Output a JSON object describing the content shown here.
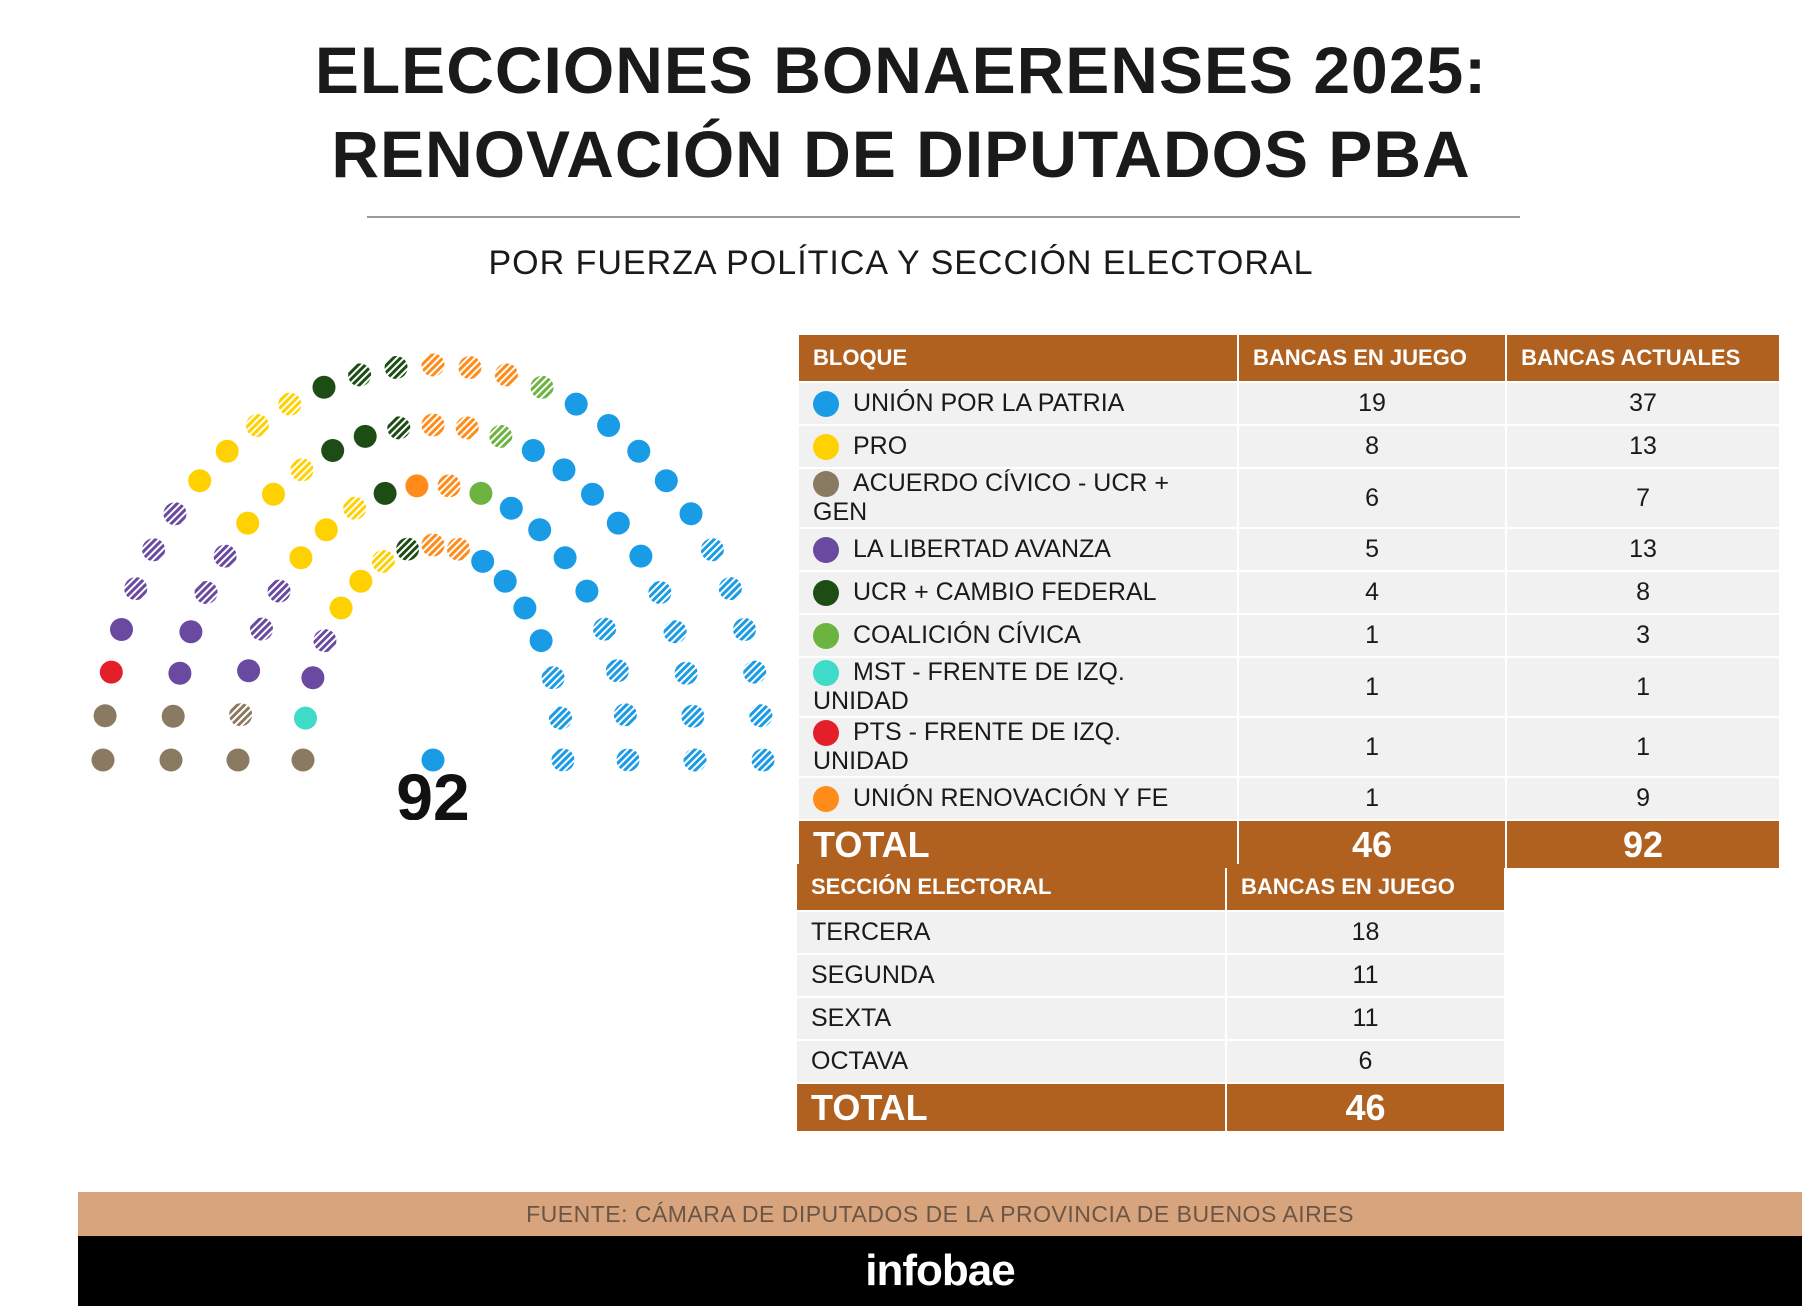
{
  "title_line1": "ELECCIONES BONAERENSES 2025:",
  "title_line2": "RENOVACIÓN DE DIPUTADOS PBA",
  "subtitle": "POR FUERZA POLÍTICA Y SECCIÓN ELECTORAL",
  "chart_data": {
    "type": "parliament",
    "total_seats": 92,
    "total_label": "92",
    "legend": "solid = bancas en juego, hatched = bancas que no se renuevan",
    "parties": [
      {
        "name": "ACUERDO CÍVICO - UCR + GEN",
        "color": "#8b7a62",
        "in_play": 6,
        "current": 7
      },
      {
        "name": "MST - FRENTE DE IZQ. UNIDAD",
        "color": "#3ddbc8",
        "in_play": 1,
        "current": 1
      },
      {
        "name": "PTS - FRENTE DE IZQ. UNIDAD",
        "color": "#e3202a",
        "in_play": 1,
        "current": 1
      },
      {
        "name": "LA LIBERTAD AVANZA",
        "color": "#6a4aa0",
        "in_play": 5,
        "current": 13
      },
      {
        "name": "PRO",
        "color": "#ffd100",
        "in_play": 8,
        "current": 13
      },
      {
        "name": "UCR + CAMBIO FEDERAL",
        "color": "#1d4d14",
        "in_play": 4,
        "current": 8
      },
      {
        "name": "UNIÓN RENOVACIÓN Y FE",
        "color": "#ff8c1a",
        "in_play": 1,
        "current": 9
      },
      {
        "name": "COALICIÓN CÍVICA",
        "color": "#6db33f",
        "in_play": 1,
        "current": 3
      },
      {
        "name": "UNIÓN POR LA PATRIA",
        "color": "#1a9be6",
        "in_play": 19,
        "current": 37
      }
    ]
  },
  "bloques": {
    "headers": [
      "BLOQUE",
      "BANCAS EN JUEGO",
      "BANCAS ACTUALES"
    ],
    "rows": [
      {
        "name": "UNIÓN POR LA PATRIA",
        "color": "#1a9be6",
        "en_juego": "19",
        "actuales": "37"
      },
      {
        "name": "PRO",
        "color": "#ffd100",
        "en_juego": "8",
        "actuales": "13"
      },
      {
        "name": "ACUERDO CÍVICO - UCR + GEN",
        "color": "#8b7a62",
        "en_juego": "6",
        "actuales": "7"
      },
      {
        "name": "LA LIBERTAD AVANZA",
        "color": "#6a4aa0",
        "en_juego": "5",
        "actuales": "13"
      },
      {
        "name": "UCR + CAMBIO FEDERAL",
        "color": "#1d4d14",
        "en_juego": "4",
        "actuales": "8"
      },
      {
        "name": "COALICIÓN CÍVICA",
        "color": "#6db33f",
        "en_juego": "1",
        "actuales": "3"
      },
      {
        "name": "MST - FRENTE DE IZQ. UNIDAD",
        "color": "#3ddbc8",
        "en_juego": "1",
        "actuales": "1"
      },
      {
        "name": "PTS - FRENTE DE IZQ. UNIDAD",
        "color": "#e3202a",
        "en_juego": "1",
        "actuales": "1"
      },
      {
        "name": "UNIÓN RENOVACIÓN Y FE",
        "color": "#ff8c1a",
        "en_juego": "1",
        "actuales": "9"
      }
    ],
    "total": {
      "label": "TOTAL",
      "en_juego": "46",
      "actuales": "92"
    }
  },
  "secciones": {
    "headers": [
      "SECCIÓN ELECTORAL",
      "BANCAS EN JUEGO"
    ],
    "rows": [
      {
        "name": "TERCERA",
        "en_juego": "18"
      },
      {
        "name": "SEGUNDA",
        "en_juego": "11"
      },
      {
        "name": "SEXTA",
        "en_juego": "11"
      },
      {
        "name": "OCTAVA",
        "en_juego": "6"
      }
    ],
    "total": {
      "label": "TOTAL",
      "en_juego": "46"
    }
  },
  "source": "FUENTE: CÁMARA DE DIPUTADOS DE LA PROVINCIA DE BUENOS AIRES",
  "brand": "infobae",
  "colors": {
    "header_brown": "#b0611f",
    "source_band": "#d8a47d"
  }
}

* * *

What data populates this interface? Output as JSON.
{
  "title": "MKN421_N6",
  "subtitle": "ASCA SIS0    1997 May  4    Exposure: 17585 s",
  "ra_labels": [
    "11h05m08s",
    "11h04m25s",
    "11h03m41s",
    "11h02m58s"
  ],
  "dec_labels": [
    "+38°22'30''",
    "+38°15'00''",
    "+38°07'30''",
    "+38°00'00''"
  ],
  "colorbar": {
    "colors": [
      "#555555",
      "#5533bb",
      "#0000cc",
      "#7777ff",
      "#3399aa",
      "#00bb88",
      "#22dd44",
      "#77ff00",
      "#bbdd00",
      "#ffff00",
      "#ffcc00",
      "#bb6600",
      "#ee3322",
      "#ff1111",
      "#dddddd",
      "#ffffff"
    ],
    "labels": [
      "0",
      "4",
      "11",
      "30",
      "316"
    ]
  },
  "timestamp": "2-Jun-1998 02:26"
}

---

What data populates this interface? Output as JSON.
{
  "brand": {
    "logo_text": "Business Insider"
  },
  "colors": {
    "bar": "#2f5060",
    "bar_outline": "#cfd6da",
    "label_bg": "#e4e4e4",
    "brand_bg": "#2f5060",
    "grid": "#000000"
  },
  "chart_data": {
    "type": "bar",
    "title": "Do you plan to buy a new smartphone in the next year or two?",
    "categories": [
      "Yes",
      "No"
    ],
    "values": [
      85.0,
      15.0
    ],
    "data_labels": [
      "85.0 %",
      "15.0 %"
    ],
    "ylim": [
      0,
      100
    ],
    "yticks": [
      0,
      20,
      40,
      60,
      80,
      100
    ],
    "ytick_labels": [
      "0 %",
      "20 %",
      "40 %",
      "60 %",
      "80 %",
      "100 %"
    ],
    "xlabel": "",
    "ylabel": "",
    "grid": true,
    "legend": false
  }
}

# [Problem to solve]
Where does the word "subtitle" appear? Return each line that holds it.

# [Worked answer]
  "subtitle": "POR FUERZA POLÍTICA Y SECCIÓN ELECTORAL",
  "subtitle": "ASCA SIS0    1997 May  4    Exposure: 17585 s",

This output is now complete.